:: What this task involves ::
Copy each line of the listing below exactly.

Dataset rows

>> start

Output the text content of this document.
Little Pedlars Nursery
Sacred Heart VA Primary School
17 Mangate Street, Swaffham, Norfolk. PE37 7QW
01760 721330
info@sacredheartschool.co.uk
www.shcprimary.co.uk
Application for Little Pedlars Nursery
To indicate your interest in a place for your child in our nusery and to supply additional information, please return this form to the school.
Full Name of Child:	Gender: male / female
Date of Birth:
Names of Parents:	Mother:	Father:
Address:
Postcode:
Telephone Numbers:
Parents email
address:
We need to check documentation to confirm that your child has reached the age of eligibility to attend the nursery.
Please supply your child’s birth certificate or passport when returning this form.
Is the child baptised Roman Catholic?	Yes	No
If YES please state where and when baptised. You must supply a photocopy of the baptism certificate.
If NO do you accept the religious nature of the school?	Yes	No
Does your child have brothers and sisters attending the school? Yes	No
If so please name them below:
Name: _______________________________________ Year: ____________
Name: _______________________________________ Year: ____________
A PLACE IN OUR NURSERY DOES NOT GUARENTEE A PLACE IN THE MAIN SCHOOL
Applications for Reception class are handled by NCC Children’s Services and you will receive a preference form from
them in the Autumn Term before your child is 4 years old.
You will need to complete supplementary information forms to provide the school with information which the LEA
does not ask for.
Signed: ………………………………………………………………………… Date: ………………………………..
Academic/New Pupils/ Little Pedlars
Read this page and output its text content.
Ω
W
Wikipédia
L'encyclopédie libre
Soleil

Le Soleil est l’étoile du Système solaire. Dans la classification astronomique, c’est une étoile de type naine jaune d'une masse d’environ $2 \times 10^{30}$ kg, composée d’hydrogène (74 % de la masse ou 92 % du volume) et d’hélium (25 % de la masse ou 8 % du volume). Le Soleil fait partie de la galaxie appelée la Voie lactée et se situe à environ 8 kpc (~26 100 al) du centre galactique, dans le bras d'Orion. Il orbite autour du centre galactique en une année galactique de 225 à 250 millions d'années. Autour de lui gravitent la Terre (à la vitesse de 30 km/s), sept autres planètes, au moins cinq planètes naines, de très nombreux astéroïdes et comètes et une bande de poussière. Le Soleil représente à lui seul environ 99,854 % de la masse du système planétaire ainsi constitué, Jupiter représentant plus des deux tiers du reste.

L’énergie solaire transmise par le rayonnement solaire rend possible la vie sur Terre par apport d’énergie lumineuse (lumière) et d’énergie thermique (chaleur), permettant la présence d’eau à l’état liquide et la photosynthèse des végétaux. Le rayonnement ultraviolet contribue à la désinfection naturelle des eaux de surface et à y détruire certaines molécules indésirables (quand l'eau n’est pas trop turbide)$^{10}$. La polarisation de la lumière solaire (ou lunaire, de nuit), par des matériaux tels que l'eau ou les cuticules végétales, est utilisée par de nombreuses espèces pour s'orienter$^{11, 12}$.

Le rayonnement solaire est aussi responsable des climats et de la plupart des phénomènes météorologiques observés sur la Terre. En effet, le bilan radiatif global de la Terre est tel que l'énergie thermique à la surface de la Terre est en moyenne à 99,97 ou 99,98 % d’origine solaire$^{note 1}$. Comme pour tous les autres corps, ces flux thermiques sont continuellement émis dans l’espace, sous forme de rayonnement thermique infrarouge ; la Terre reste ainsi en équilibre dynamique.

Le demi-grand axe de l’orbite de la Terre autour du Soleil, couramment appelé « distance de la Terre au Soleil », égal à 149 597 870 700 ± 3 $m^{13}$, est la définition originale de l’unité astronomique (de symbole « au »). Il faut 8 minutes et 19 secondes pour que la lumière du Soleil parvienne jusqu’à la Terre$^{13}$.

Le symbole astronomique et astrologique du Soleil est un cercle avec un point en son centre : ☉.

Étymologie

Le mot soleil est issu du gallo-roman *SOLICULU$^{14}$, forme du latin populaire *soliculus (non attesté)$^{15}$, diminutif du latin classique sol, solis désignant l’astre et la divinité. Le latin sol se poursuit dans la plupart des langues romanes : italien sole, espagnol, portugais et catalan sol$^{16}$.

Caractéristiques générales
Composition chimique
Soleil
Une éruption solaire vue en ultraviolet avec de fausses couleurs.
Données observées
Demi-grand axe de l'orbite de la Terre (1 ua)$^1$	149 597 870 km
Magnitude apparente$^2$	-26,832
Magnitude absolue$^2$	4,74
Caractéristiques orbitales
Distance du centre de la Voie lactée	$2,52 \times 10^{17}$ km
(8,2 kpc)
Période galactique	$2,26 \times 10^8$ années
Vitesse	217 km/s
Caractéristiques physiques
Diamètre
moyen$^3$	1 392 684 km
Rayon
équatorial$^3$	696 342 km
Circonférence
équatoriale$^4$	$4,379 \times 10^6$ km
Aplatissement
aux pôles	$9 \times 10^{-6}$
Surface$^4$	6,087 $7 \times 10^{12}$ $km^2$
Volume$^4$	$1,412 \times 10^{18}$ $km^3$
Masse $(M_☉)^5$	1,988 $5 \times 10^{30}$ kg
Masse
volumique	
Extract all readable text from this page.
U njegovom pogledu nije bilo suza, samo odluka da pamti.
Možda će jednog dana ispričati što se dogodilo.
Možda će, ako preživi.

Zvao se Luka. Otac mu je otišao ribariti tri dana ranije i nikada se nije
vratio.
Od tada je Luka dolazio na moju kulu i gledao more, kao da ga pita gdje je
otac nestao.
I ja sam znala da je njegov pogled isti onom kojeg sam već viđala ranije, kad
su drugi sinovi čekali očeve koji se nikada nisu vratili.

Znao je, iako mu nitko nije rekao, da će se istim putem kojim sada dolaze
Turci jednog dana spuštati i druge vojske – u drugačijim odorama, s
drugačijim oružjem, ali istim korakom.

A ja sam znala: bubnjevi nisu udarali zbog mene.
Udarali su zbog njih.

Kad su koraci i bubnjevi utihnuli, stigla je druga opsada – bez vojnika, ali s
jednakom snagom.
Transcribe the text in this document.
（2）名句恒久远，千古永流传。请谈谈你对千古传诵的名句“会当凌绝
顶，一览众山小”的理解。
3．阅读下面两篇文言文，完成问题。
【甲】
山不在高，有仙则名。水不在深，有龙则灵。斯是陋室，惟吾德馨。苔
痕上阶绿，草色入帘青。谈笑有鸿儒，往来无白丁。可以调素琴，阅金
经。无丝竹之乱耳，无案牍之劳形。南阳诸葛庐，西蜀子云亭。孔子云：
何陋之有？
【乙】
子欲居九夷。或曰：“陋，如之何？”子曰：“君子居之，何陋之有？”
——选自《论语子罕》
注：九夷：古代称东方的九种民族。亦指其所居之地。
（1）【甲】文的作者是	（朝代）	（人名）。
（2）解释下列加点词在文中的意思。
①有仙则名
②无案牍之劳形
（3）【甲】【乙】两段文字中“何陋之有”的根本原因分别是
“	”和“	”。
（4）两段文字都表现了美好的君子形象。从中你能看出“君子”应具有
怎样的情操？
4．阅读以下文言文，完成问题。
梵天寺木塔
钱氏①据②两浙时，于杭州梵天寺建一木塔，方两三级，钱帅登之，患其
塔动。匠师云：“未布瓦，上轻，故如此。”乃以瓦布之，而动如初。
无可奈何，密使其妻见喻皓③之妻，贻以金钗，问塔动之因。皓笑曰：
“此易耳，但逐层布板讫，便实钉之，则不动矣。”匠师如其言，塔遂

>> end

:: Exercise output ::
Output the text content of this document.
Little Pedlars Nursery
Sacred Heart VA Primary School
17 Mangate Street, Swaffham, Norfolk. PE37 7QW
01760 721330
info@sacredheartschool.co.uk
www.shcprimary.co.uk
Application for Little Pedlars Nursery
To indicate your interest in a place for your child in our nusery and to supply additional information, please return this form to the school.
Full Name of Child:	Gender: male / female
Date of Birth:
Names of Parents:	Mother:	Father:
Address:
Postcode:
Telephone Numbers:
Parents email
address:
We need to check documentation to confirm that your child has reached the age of eligibility to attend the nursery.
Please supply your child’s birth certificate or passport when returning this form.
Is the child baptised Roman Catholic?	Yes	No
If YES please state where and when baptised. You must supply a photocopy of the baptism certificate.
If NO do you accept the religious nature of the school?	Yes	No
Does your child have brothers and sisters attending the school? Yes	No
If so please name them below:
Name: _______________________________________ Year: ____________
Name: _______________________________________ Year: ____________
A PLACE IN OUR NURSERY DOES NOT GUARENTEE A PLACE IN THE MAIN SCHOOL
Applications for Reception class are handled by NCC Children’s Services and you will receive a preference form from
them in the Autumn Term before your child is 4 years old.
You will need to complete supplementary information forms to provide the school with information which the LEA
does not ask for.
Signed: ………………………………………………………………………… Date: ………………………………..
Academic/New Pupils/ Little Pedlars
Read this page and output its text content.
Ω
W
Wikipédia
L'encyclopédie libre
Soleil

Le Soleil est l’étoile du Système solaire. Dans la classification astronomique, c’est une étoile de type naine jaune d'une masse d’environ $2 \times 10^{30}$ kg, composée d’hydrogène (74 % de la masse ou 92 % du volume) et d’hélium (25 % de la masse ou 8 % du volume). Le Soleil fait partie de la galaxie appelée la Voie lactée et se situe à environ 8 kpc (~26 100 al) du centre galactique, dans le bras d'Orion. Il orbite autour du centre galactique en une année galactique de 225 à 250 millions d'années. Autour de lui gravitent la Terre (à la vitesse de 30 km/s), sept autres planètes, au moins cinq planètes naines, de très nombreux astéroïdes et comètes et une bande de poussière. Le Soleil représente à lui seul environ 99,854 % de la masse du système planétaire ainsi constitué, Jupiter représentant plus des deux tiers du reste.

L’énergie solaire transmise par le rayonnement solaire rend possible la vie sur Terre par apport d’énergie lumineuse (lumière) et d’énergie thermique (chaleur), permettant la présence d’eau à l’état liquide et la photosynthèse des végétaux. Le rayonnement ultraviolet contribue à la désinfection naturelle des eaux de surface et à y détruire certaines molécules indésirables (quand l'eau n’est pas trop turbide)$^{10}$. La polarisation de la lumière solaire (ou lunaire, de nuit), par des matériaux tels que l'eau ou les cuticules végétales, est utilisée par de nombreuses espèces pour s'orienter$^{11, 12}$.

Le rayonnement solaire est aussi responsable des climats et de la plupart des phénomènes météorologiques observés sur la Terre. En effet, le bilan radiatif global de la Terre est tel que l'énergie thermique à la surface de la Terre est en moyenne à 99,97 ou 99,98 % d’origine solaire$^{note 1}$. Comme pour tous les autres corps, ces flux thermiques sont continuellement émis dans l’espace, sous forme de rayonnement thermique infrarouge ; la Terre reste ainsi en équilibre dynamique.

Le demi-grand axe de l’orbite de la Terre autour du Soleil, couramment appelé « distance de la Terre au Soleil », égal à 149 597 870 700 ± 3 $m^{13}$, est la définition originale de l’unité astronomique (de symbole « au »). Il faut 8 minutes et 19 secondes pour que la lumière du Soleil parvienne jusqu’à la Terre$^{13}$.

Le symbole astronomique et astrologique du Soleil est un cercle avec un point en son centre : ☉.

Étymologie

Le mot soleil est issu du gallo-roman *SOLICULU$^{14}$, forme du latin populaire *soliculus (non attesté)$^{15}$, diminutif du latin classique sol, solis désignant l’astre et la divinité. Le latin sol se poursuit dans la plupart des langues romanes : italien sole, espagnol, portugais et catalan sol$^{16}$.

Caractéristiques générales
Composition chimique
Soleil
Une éruption solaire vue en ultraviolet avec de fausses couleurs.
Données observées
Demi-grand axe de l'orbite de la Terre (1 ua)$^1$	149 597 870 km
Magnitude apparente$^2$	-26,832
Magnitude absolue$^2$	4,74
Caractéristiques orbitales
Distance du centre de la Voie lactée	$2,52 \times 10^{17}$ km
(8,2 kpc)
Période galactique	$2,26 \times 10^8$ années
Vitesse	217 km/s
Caractéristiques physiques
Diamètre
moyen$^3$	1 392 684 km
Rayon
équatorial$^3$	696 342 km
Circonférence
équatoriale$^4$	$4,379 \times 10^6$ km
Aplatissement
aux pôles	$9 \times 10^{-6}$
Surface$^4$	6,087 $7 \times 10^{12}$ $km^2$
Volume$^4$	$1,412 \times 10^{18}$ $km^3$
Masse $(M_☉)^5$	1,988 $5 \times 10^{30}$ kg
Masse
volumique	
Extract all readable text from this page.
U njegovom pogledu nije bilo suza, samo odluka da pamti.
Možda će jednog dana ispričati što se dogodilo.
Možda će, ako preživi.

Zvao se Luka. Otac mu je otišao ribariti tri dana ranije i nikada se nije
vratio.
Od tada je Luka dolazio na moju kulu i gledao more, kao da ga pita gdje je
otac nestao.
I ja sam znala da je njegov pogled isti onom kojeg sam već viđala ranije, kad
su drugi sinovi čekali očeve koji se nikada nisu vratili.

Znao je, iako mu nitko nije rekao, da će se istim putem kojim sada dolaze
Turci jednog dana spuštati i druge vojske – u drugačijim odorama, s
drugačijim oružjem, ali istim korakom.

A ja sam znala: bubnjevi nisu udarali zbog mene.
Udarali su zbog njih.

Kad su koraci i bubnjevi utihnuli, stigla je druga opsada – bez vojnika, ali s
jednakom snagom.
Transcribe the text in this document.
（2）名句恒久远，千古永流传。请谈谈你对千古传诵的名句“会当凌绝
顶，一览众山小”的理解。
3．阅读下面两篇文言文，完成问题。
【甲】
山不在高，有仙则名。水不在深，有龙则灵。斯是陋室，惟吾德馨。苔
痕上阶绿，草色入帘青。谈笑有鸿儒，往来无白丁。可以调素琴，阅金
经。无丝竹之乱耳，无案牍之劳形。南阳诸葛庐，西蜀子云亭。孔子云：
何陋之有？
【乙】
子欲居九夷。或曰：“陋，如之何？”子曰：“君子居之，何陋之有？”
——选自《论语子罕》
注：九夷：古代称东方的九种民族。亦指其所居之地。
（1）【甲】文的作者是	（朝代）	（人名）。
（2）解释下列加点词在文中的意思。
①有仙则名
②无案牍之劳形
（3）【甲】【乙】两段文字中“何陋之有”的根本原因分别是
“	”和“	”。
（4）两段文字都表现了美好的君子形象。从中你能看出“君子”应具有
怎样的情操？
4．阅读以下文言文，完成问题。
梵天寺木塔
钱氏①据②两浙时，于杭州梵天寺建一木塔，方两三级，钱帅登之，患其
塔动。匠师云：“未布瓦，上轻，故如此。”乃以瓦布之，而动如初。
无可奈何，密使其妻见喻皓③之妻，贻以金钗，问塔动之因。皓笑曰：
“此易耳，但逐层布板讫，便实钉之，则不动矣。”匠师如其言，塔遂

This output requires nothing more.